Stored data entries:
* * * * *

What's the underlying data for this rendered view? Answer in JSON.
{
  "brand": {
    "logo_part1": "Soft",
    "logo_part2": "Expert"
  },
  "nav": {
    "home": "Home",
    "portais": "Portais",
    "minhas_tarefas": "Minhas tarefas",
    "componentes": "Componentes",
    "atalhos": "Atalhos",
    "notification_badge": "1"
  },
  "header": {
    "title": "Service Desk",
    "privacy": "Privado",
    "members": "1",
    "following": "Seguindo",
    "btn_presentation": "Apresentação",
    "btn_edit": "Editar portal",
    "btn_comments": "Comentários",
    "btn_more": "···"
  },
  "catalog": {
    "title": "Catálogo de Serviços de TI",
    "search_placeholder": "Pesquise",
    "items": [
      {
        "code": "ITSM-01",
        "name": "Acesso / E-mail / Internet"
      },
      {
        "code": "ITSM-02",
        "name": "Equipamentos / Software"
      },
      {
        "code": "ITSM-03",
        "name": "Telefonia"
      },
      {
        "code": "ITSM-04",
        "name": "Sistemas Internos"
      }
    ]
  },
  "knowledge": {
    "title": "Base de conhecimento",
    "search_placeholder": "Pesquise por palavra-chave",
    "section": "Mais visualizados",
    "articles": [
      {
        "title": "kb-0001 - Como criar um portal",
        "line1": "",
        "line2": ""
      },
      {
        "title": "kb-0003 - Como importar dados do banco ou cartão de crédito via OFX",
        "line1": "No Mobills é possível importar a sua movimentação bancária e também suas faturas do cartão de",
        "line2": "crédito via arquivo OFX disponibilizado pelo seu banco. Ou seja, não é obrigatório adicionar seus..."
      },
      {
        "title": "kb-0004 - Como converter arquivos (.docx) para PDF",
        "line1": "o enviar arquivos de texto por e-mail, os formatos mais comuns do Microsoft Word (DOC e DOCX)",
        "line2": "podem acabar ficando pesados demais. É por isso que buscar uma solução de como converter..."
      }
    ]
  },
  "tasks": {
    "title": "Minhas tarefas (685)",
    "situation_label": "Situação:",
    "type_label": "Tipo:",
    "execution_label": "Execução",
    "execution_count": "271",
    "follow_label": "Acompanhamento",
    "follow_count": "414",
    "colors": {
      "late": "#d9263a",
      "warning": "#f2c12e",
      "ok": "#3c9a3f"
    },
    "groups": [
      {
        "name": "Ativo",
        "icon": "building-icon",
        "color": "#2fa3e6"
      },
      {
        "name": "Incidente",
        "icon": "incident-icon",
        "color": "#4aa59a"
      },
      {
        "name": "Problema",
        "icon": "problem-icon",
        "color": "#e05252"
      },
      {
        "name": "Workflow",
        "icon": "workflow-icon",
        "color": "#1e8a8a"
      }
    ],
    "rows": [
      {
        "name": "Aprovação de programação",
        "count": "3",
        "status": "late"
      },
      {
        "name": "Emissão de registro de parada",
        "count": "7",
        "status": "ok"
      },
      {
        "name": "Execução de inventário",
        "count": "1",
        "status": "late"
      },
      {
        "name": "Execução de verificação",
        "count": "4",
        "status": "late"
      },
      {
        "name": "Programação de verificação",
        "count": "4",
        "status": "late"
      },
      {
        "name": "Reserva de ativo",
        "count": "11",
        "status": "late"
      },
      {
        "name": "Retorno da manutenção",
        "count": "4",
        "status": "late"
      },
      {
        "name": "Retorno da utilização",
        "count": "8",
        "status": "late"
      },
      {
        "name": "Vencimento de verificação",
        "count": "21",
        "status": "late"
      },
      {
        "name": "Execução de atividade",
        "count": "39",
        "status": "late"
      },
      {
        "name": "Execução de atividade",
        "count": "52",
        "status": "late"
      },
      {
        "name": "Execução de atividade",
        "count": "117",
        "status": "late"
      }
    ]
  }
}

* * * * *

What to produce: In the records above, find each line with the word "icon" and copy it.

Correct answer:
        "icon": "building-icon",
        "icon": "incident-icon",
        "icon": "problem-icon",
        "icon": "workflow-icon",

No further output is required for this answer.